TASK DETAILS:
From the entries below, copy out every line with "ylabel" in it.

DATASET ROWS:
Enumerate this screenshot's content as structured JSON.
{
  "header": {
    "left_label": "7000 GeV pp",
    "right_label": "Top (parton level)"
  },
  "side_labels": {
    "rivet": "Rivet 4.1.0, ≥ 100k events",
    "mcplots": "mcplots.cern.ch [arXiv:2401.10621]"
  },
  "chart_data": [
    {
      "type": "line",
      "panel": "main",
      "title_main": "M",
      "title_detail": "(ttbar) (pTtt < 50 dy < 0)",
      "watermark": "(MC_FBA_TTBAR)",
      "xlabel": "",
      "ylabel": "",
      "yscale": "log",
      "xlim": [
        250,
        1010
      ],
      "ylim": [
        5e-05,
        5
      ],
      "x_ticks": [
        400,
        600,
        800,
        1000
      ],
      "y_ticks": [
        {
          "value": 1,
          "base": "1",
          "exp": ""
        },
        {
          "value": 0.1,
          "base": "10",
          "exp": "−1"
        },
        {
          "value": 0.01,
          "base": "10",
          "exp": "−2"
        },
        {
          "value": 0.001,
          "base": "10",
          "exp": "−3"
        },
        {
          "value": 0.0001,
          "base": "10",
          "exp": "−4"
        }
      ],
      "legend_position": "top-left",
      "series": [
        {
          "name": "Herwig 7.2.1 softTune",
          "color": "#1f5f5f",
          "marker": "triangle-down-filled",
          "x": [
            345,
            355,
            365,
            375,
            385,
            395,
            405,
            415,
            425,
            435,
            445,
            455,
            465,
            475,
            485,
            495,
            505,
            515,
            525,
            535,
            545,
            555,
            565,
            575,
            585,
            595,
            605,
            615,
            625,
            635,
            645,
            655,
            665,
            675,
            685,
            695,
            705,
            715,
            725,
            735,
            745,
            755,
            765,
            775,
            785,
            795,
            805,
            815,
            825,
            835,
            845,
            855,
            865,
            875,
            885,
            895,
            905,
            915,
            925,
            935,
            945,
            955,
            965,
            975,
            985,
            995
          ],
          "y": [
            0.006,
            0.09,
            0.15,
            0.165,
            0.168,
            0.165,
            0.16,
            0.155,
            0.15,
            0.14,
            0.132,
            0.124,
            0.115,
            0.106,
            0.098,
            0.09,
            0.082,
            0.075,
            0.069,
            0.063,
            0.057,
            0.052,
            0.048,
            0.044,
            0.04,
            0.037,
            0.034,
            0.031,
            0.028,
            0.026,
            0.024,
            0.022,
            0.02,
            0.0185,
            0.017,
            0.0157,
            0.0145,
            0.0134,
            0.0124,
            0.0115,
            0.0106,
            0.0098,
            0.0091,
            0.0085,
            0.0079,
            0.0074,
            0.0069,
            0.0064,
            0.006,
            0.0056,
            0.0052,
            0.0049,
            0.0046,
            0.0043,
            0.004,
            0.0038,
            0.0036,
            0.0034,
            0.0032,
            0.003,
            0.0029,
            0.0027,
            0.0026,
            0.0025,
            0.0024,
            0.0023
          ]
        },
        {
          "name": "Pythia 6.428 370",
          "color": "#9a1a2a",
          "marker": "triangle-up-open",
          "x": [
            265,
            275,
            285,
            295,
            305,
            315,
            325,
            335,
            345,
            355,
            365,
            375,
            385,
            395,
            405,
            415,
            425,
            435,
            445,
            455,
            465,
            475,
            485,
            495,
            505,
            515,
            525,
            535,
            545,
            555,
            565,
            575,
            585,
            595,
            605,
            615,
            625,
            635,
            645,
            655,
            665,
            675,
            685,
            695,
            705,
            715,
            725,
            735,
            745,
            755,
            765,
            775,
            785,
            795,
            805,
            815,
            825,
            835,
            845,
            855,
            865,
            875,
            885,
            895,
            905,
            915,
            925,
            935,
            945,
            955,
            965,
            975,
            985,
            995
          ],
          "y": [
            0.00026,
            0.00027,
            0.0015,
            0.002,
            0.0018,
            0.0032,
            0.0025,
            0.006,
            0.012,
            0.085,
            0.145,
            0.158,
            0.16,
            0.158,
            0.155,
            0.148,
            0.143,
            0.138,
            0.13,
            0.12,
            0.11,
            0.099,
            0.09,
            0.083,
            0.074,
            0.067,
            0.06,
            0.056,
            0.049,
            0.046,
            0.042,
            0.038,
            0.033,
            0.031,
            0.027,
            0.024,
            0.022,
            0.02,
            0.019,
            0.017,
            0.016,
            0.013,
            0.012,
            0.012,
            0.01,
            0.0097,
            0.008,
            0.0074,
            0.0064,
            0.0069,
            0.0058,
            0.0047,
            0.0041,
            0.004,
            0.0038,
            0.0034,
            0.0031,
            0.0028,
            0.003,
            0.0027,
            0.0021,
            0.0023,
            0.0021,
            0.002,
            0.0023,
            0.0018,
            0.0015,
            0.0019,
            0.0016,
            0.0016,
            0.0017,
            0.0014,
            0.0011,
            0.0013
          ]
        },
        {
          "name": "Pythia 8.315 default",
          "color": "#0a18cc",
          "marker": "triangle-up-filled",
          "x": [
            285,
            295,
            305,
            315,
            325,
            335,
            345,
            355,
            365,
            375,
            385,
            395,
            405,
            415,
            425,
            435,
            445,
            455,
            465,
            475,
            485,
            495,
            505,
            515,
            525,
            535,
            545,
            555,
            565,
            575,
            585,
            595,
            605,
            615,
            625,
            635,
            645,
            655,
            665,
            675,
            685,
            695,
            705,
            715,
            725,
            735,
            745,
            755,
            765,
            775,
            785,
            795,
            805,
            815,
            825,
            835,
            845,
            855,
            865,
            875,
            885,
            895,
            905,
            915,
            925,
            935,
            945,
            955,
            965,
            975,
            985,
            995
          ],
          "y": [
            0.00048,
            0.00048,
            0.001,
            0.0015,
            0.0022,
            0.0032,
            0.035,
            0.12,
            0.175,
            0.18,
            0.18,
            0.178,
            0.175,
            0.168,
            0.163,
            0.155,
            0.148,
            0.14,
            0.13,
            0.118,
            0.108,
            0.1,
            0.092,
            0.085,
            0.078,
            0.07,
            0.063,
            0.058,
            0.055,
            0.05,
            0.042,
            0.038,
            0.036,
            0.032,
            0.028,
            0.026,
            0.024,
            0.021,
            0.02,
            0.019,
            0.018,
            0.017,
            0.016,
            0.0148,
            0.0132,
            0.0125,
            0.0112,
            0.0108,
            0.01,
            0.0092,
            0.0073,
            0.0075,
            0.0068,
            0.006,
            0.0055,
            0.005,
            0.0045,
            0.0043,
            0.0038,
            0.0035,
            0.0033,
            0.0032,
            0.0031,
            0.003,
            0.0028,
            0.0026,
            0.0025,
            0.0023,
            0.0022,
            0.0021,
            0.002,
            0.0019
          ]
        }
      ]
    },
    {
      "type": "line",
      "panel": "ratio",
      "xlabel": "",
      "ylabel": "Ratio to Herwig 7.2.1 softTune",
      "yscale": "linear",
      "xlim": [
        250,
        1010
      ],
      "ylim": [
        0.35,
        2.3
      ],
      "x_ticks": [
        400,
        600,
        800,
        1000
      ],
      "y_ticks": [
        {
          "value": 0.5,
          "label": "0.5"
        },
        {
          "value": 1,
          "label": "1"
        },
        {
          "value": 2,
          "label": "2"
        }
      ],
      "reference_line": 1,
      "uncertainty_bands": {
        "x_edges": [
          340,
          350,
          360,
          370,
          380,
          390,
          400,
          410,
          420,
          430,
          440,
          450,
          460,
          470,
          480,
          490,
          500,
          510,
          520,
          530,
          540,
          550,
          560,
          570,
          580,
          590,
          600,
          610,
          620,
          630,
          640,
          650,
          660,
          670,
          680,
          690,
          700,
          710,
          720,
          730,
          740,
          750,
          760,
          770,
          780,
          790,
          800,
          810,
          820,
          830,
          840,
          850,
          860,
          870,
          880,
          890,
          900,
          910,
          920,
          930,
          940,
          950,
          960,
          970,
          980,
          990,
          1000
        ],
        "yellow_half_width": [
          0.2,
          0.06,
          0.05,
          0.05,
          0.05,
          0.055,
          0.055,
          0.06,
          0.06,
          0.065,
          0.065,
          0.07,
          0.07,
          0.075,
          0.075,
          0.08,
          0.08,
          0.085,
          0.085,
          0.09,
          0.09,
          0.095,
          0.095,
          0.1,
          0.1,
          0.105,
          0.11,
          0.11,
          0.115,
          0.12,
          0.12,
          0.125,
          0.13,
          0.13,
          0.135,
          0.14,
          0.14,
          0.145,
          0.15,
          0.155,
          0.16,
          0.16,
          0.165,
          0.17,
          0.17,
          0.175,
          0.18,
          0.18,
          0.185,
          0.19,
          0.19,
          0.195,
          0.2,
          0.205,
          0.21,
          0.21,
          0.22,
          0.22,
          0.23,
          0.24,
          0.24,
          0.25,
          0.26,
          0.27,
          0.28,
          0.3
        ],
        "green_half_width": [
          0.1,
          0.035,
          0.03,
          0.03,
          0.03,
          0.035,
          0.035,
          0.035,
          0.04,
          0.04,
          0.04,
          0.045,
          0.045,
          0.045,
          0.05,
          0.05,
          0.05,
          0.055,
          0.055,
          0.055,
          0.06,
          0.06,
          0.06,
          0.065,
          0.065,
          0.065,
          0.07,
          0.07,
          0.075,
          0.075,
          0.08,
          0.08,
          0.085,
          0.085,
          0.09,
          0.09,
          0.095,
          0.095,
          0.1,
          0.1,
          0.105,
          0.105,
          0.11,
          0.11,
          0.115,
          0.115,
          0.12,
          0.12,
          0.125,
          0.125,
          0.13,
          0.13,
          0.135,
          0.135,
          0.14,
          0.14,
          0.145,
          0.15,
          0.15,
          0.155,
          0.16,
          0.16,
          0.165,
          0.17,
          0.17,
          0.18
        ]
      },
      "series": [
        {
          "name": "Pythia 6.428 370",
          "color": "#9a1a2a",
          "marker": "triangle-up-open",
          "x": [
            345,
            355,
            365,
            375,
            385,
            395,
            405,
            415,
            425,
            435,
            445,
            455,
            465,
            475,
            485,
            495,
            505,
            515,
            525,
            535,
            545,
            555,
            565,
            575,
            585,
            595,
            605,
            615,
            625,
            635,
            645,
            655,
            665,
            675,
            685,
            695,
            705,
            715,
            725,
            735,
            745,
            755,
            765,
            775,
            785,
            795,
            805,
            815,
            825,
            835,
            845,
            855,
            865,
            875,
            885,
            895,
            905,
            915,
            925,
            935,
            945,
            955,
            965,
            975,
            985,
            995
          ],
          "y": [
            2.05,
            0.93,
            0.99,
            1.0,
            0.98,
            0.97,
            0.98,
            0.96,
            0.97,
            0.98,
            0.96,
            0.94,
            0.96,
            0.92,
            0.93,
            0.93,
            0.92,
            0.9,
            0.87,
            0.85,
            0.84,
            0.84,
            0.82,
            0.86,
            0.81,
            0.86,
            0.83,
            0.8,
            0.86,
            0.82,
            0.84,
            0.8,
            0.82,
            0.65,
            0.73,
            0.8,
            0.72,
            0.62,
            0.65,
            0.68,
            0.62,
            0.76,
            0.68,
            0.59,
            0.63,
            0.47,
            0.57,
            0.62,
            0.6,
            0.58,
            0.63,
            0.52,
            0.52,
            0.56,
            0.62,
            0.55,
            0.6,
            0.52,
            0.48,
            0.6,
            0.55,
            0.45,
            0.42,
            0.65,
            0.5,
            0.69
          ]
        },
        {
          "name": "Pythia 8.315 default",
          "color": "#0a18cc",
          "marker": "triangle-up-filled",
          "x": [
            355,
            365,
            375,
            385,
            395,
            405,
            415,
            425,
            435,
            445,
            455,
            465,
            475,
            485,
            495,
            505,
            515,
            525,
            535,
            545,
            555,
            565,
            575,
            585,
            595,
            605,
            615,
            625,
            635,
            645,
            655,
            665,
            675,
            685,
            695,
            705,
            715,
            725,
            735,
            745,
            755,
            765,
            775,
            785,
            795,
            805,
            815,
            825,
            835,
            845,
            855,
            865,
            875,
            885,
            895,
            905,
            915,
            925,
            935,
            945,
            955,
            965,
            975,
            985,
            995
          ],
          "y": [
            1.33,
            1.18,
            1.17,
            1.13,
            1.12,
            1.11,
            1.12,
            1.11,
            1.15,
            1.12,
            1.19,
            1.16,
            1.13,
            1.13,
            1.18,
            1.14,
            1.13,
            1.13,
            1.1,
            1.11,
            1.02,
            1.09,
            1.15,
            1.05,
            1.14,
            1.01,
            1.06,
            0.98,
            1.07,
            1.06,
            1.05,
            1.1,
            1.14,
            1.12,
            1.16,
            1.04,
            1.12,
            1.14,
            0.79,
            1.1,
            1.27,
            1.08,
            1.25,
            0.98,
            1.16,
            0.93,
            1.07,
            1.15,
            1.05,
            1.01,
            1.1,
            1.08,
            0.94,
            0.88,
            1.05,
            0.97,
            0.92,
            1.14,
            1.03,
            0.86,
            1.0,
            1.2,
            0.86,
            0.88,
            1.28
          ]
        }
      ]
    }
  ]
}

ANSWER FOR THIS EXERCISE:
      "ylabel": "",
      "ylabel": "Ratio to Herwig 7.2.1 softTune",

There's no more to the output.